● OBJECTIVE: Omit images. Retype all entries verbatim.

● MATERIAL SHOWN:

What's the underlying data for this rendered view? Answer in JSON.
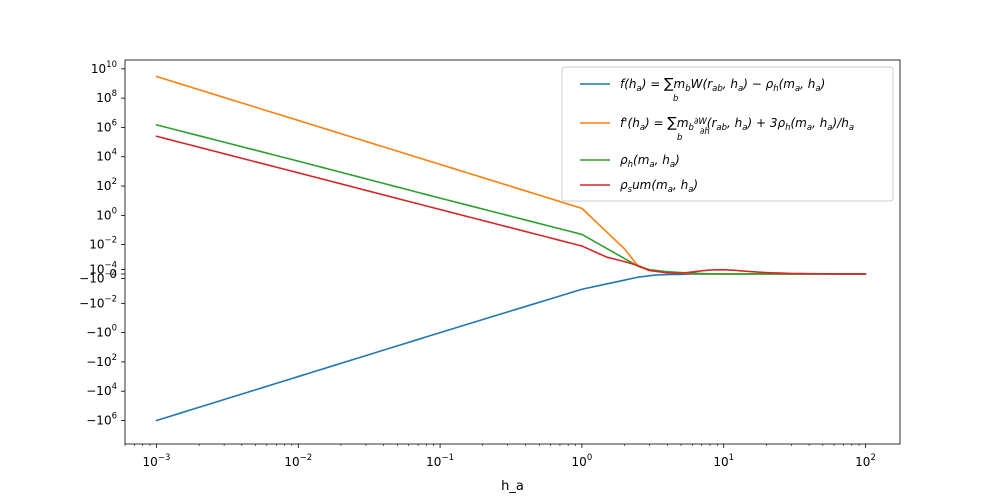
{
  "chart_data": {
    "type": "line",
    "title": "",
    "xlabel": "h_a",
    "ylabel": "",
    "x_scale": "log",
    "y_scale": "symlog",
    "symlog_linthresh": 0.0001,
    "xlim": [
      0.0006,
      175
    ],
    "ylim": [
      -40000000,
      40000000000
    ],
    "grid": false,
    "legend_position": "top-right",
    "x_ticks": [
      {
        "value": 0.001,
        "base": "10",
        "exp": "−3"
      },
      {
        "value": 0.01,
        "base": "10",
        "exp": "−2"
      },
      {
        "value": 0.1,
        "base": "10",
        "exp": "−1"
      },
      {
        "value": 1,
        "base": "10",
        "exp": "0"
      },
      {
        "value": 10,
        "base": "10",
        "exp": "1"
      },
      {
        "value": 100,
        "base": "10",
        "exp": "2"
      }
    ],
    "y_ticks": [
      {
        "value": 10000000000,
        "base": "10",
        "exp": "10"
      },
      {
        "value": 100000000,
        "base": "10",
        "exp": "8"
      },
      {
        "value": 1000000,
        "base": "10",
        "exp": "6"
      },
      {
        "value": 10000,
        "base": "10",
        "exp": "4"
      },
      {
        "value": 100,
        "base": "10",
        "exp": "2"
      },
      {
        "value": 1,
        "base": "10",
        "exp": "0"
      },
      {
        "value": 0.01,
        "base": "10",
        "exp": "−2"
      },
      {
        "value": 0.0001,
        "base": "10",
        "exp": "−4"
      },
      {
        "value": 0,
        "base": "0",
        "exp": ""
      },
      {
        "value": -0.0001,
        "base": "−10",
        "exp": "−4"
      },
      {
        "value": -0.01,
        "base": "−10",
        "exp": "−2"
      },
      {
        "value": -1,
        "base": "−10",
        "exp": "0"
      },
      {
        "value": -100,
        "base": "−10",
        "exp": "2"
      },
      {
        "value": -10000,
        "base": "−10",
        "exp": "4"
      },
      {
        "value": -1000000,
        "base": "−10",
        "exp": "6"
      }
    ],
    "series": [
      {
        "name": "f(h_a) = Σ_b m_b W(r_ab, h_a) − ρ_h(m_a, h_a)",
        "color": "#1f77b4",
        "points": [
          [
            0.001,
            -1000000
          ],
          [
            0.01,
            -1000
          ],
          [
            0.1,
            -1
          ],
          [
            1,
            -0.001
          ],
          [
            2.5,
            -6.4e-05
          ],
          [
            3.3,
            -1.8e-05
          ],
          [
            4,
            -9.5e-06
          ],
          [
            5,
            -6e-06
          ],
          [
            5.5,
            -3e-06
          ],
          [
            7,
            -6e-07
          ],
          [
            10,
            -2e-07
          ],
          [
            20,
            -5e-08
          ],
          [
            100,
            0
          ]
        ]
      },
      {
        "name": "f'(h_a) = Σ_b m_b ∂W/∂h (r_ab, h_a) + 3ρ_h(m_a, h_a)/h_a",
        "color": "#ff7f0e",
        "points": [
          [
            0.001,
            3000000000
          ],
          [
            0.01,
            3000000
          ],
          [
            0.1,
            3000
          ],
          [
            1,
            3
          ],
          [
            2,
            0.005
          ],
          [
            2.5,
            0.00023
          ],
          [
            3,
            7e-05
          ],
          [
            4,
            2.8e-05
          ],
          [
            5,
            1.4e-05
          ],
          [
            6,
            7.5e-06
          ],
          [
            7,
            4e-06
          ],
          [
            8,
            2.2e-06
          ],
          [
            9,
            1.2e-06
          ],
          [
            10,
            7e-07
          ],
          [
            15,
            2.5e-07
          ],
          [
            25,
            1e-07
          ],
          [
            100,
            2e-08
          ]
        ]
      },
      {
        "name": "ρ_h(m_a, h_a)",
        "color": "#2ca02c",
        "points": [
          [
            0.001,
            1500000
          ],
          [
            0.01,
            5000
          ],
          [
            0.1,
            15
          ],
          [
            1,
            0.05
          ],
          [
            2.5,
            0.00023
          ],
          [
            3,
            9.5e-05
          ],
          [
            4,
            4.3e-05
          ],
          [
            5,
            2.5e-05
          ],
          [
            6,
            1.3e-05
          ],
          [
            7,
            6.5e-06
          ],
          [
            8,
            3.5e-06
          ],
          [
            10,
            1.5e-06
          ],
          [
            15,
            5e-07
          ],
          [
            30,
            1e-07
          ],
          [
            100,
            2e-08
          ]
        ]
      },
      {
        "name": "ρ_sum(m_a, h_a)",
        "color": "#d62728",
        "points": [
          [
            0.001,
            250000
          ],
          [
            0.01,
            800
          ],
          [
            0.1,
            2.5
          ],
          [
            1,
            0.008
          ],
          [
            1.5,
            0.0013
          ],
          [
            2,
            0.0006
          ],
          [
            2.5,
            0.00027
          ],
          [
            3,
            7.5e-05
          ],
          [
            4,
            1.8e-05
          ],
          [
            5,
            1.3e-05
          ],
          [
            6,
            3.7e-05
          ],
          [
            7,
            6.5e-05
          ],
          [
            8,
            8.5e-05
          ],
          [
            9,
            9.3e-05
          ],
          [
            10,
            9.3e-05
          ],
          [
            12,
            7.8e-05
          ],
          [
            15,
            4.8e-05
          ],
          [
            20,
            2.4e-05
          ],
          [
            30,
            8.5e-06
          ],
          [
            50,
            2.5e-06
          ],
          [
            100,
            5e-07
          ]
        ]
      }
    ]
  }
}
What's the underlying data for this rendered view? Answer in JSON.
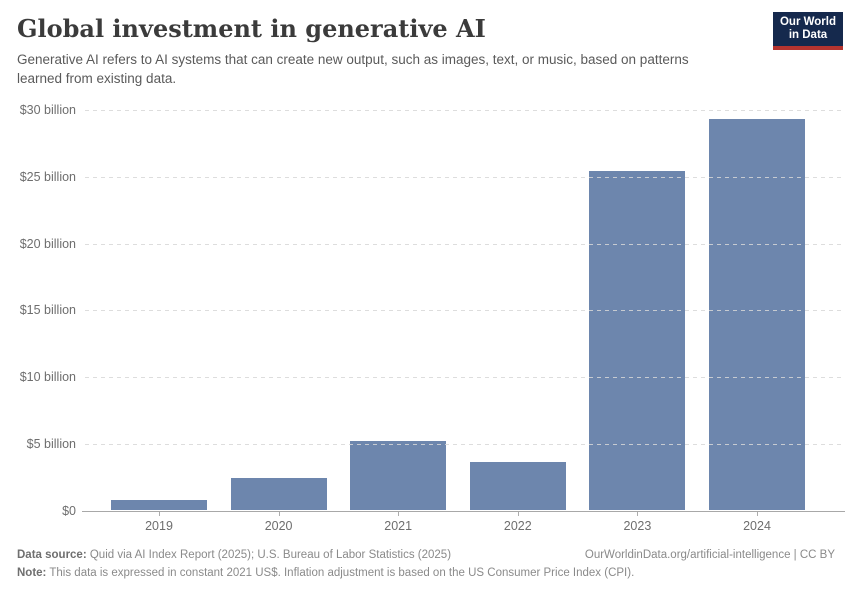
{
  "header": {
    "title": "Global investment in generative AI",
    "subtitle": "Generative AI refers to AI systems that can create new output, such as images, text, or music, based on patterns learned from existing data.",
    "logo": {
      "line1": "Our World",
      "line2": "in Data"
    }
  },
  "chart_data": {
    "type": "bar",
    "title": "Global investment in generative AI",
    "categories": [
      "2019",
      "2020",
      "2021",
      "2022",
      "2023",
      "2024"
    ],
    "values": [
      0.8,
      2.4,
      5.2,
      3.6,
      25.4,
      29.3
    ],
    "unit": "billion US$ (constant 2021)",
    "xlabel": "",
    "ylabel": "",
    "ylim": [
      0,
      30
    ],
    "ytick_step": 5,
    "ytick_labels": [
      "$0",
      "$5 billion",
      "$10 billion",
      "$15 billion",
      "$20 billion",
      "$25 billion",
      "$30 billion"
    ],
    "grid": "horizontal-dashed",
    "legend": "none",
    "bar_color": "#6d86ad"
  },
  "footer": {
    "data_source_label": "Data source:",
    "data_source_text": " Quid via AI Index Report (2025); U.S. Bureau of Labor Statistics (2025)",
    "link": "OurWorldinData.org/artificial-intelligence | CC BY",
    "note_label": "Note:",
    "note_text": " This data is expressed in constant 2021 US$. Inflation adjustment is based on the US Consumer Price Index (CPI)."
  },
  "colors": {
    "bar": "#6d86ad",
    "logo_background": "#15294d",
    "logo_accent": "#b5342f",
    "title_text": "#3b3b3b",
    "axis_text": "#6e6e6e",
    "gridline": "#d7d7d7"
  }
}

● WRITTEN RESPONSE:
What's the underlying data for this rendered view? Answer in JSON.
{
  "chart_data": {
    "type": "line",
    "title": "",
    "xlabel": "h_a",
    "ylabel": "",
    "x_scale": "log",
    "y_scale": "symlog",
    "symlog_linthresh": 0.0001,
    "xlim": [
      0.0006,
      175
    ],
    "ylim": [
      -40000000,
      40000000000
    ],
    "grid": false,
    "legend_position": "top-right",
    "x_ticks": [
      {
        "value": 0.001,
        "base": "10",
        "exp": "−3"
      },
      {
        "value": 0.01,
        "base": "10",
        "exp": "−2"
      },
      {
        "value": 0.1,
        "base": "10",
        "exp": "−1"
      },
      {
        "value": 1,
        "base": "10",
        "exp": "0"
      },
      {
        "value": 10,
        "base": "10",
        "exp": "1"
      },
      {
        "value": 100,
        "base": "10",
        "exp": "2"
      }
    ],
    "y_ticks": [
      {
        "value": 10000000000,
        "base": "10",
        "exp": "10"
      },
      {
        "value": 100000000,
        "base": "10",
        "exp": "8"
      },
      {
        "value": 1000000,
        "base": "10",
        "exp": "6"
      },
      {
        "value": 10000,
        "base": "10",
        "exp": "4"
      },
      {
        "value": 100,
        "base": "10",
        "exp": "2"
      },
      {
        "value": 1,
        "base": "10",
        "exp": "0"
      },
      {
        "value": 0.01,
        "base": "10",
        "exp": "−2"
      },
      {
        "value": 0.0001,
        "base": "10",
        "exp": "−4"
      },
      {
        "value": 0,
        "base": "0",
        "exp": ""
      },
      {
        "value": -0.0001,
        "base": "−10",
        "exp": "−4"
      },
      {
        "value": -0.01,
        "base": "−10",
        "exp": "−2"
      },
      {
        "value": -1,
        "base": "−10",
        "exp": "0"
      },
      {
        "value": -100,
        "base": "−10",
        "exp": "2"
      },
      {
        "value": -10000,
        "base": "−10",
        "exp": "4"
      },
      {
        "value": -1000000,
        "base": "−10",
        "exp": "6"
      }
    ],
    "series": [
      {
        "name": "f(h_a) = Σ_b m_b W(r_ab, h_a) − ρ_h(m_a, h_a)",
        "color": "#1f77b4",
        "points": [
          [
            0.001,
            -1000000
          ],
          [
            0.01,
            -1000
          ],
          [
            0.1,
            -1
          ],
          [
            1,
            -0.001
          ],
          [
            2.5,
            -6.4e-05
          ],
          [
            3.3,
            -1.8e-05
          ],
          [
            4,
            -9.5e-06
          ],
          [
            5,
            -6e-06
          ],
          [
            5.5,
            -3e-06
          ],
          [
            7,
            -6e-07
          ],
          [
            10,
            -2e-07
          ],
          [
            20,
            -5e-08
          ],
          [
            100,
            0
          ]
        ]
      },
      {
        "name": "f'(h_a) = Σ_b m_b ∂W/∂h (r_ab, h_a) + 3ρ_h(m_a, h_a)/h_a",
        "color": "#ff7f0e",
        "points": [
          [
            0.001,
            3000000000
          ],
          [
            0.01,
            3000000
          ],
          [
            0.1,
            3000
          ],
          [
            1,
            3
          ],
          [
            2,
            0.005
          ],
          [
            2.5,
            0.00023
          ],
          [
            3,
            7e-05
          ],
          [
            4,
            2.8e-05
          ],
          [
            5,
            1.4e-05
          ],
          [
            6,
            7.5e-06
          ],
          [
            7,
            4e-06
          ],
          [
            8,
            2.2e-06
          ],
          [
            9,
            1.2e-06
          ],
          [
            10,
            7e-07
          ],
          [
            15,
            2.5e-07
          ],
          [
            25,
            1e-07
          ],
          [
            100,
            2e-08
          ]
        ]
      },
      {
        "name": "ρ_h(m_a, h_a)",
        "color": "#2ca02c",
        "points": [
          [
            0.001,
            1500000
          ],
          [
            0.01,
            5000
          ],
          [
            0.1,
            15
          ],
          [
            1,
            0.05
          ],
          [
            2.5,
            0.00023
          ],
          [
            3,
            9.5e-05
          ],
          [
            4,
            4.3e-05
          ],
          [
            5,
            2.5e-05
          ],
          [
            6,
            1.3e-05
          ],
          [
            7,
            6.5e-06
          ],
          [
            8,
            3.5e-06
          ],
          [
            10,
            1.5e-06
          ],
          [
            15,
            5e-07
          ],
          [
            30,
            1e-07
          ],
          [
            100,
            2e-08
          ]
        ]
      },
      {
        "name": "ρ_sum(m_a, h_a)",
        "color": "#d62728",
        "points": [
          [
            0.001,
            250000
          ],
          [
            0.01,
            800
          ],
          [
            0.1,
            2.5
          ],
          [
            1,
            0.008
          ],
          [
            1.5,
            0.0013
          ],
          [
            2,
            0.0006
          ],
          [
            2.5,
            0.00027
          ],
          [
            3,
            7.5e-05
          ],
          [
            4,
            1.8e-05
          ],
          [
            5,
            1.3e-05
          ],
          [
            6,
            3.7e-05
          ],
          [
            7,
            6.5e-05
          ],
          [
            8,
            8.5e-05
          ],
          [
            9,
            9.3e-05
          ],
          [
            10,
            9.3e-05
          ],
          [
            12,
            7.8e-05
          ],
          [
            15,
            4.8e-05
          ],
          [
            20,
            2.4e-05
          ],
          [
            30,
            8.5e-06
          ],
          [
            50,
            2.5e-06
          ],
          [
            100,
            5e-07
          ]
        ]
      }
    ]
  }
}
What's the underlying data for this rendered view? Answer in JSON.
{
  "header": {
    "title": "Global investment in generative AI",
    "subtitle": "Generative AI refers to AI systems that can create new output, such as images, text, or music, based on patterns learned from existing data.",
    "logo": {
      "line1": "Our World",
      "line2": "in Data"
    }
  },
  "chart_data": {
    "type": "bar",
    "title": "Global investment in generative AI",
    "categories": [
      "2019",
      "2020",
      "2021",
      "2022",
      "2023",
      "2024"
    ],
    "values": [
      0.8,
      2.4,
      5.2,
      3.6,
      25.4,
      29.3
    ],
    "unit": "billion US$ (constant 2021)",
    "xlabel": "",
    "ylabel": "",
    "ylim": [
      0,
      30
    ],
    "ytick_step": 5,
    "ytick_labels": [
      "$0",
      "$5 billion",
      "$10 billion",
      "$15 billion",
      "$20 billion",
      "$25 billion",
      "$30 billion"
    ],
    "grid": "horizontal-dashed",
    "legend": "none",
    "bar_color": "#6d86ad"
  },
  "footer": {
    "data_source_label": "Data source:",
    "data_source_text": " Quid via AI Index Report (2025); U.S. Bureau of Labor Statistics (2025)",
    "link": "OurWorldinData.org/artificial-intelligence | CC BY",
    "note_label": "Note:",
    "note_text": " This data is expressed in constant 2021 US$. Inflation adjustment is based on the US Consumer Price Index (CPI)."
  },
  "colors": {
    "bar": "#6d86ad",
    "logo_background": "#15294d",
    "logo_accent": "#b5342f",
    "title_text": "#3b3b3b",
    "axis_text": "#6e6e6e",
    "gridline": "#d7d7d7"
  }
}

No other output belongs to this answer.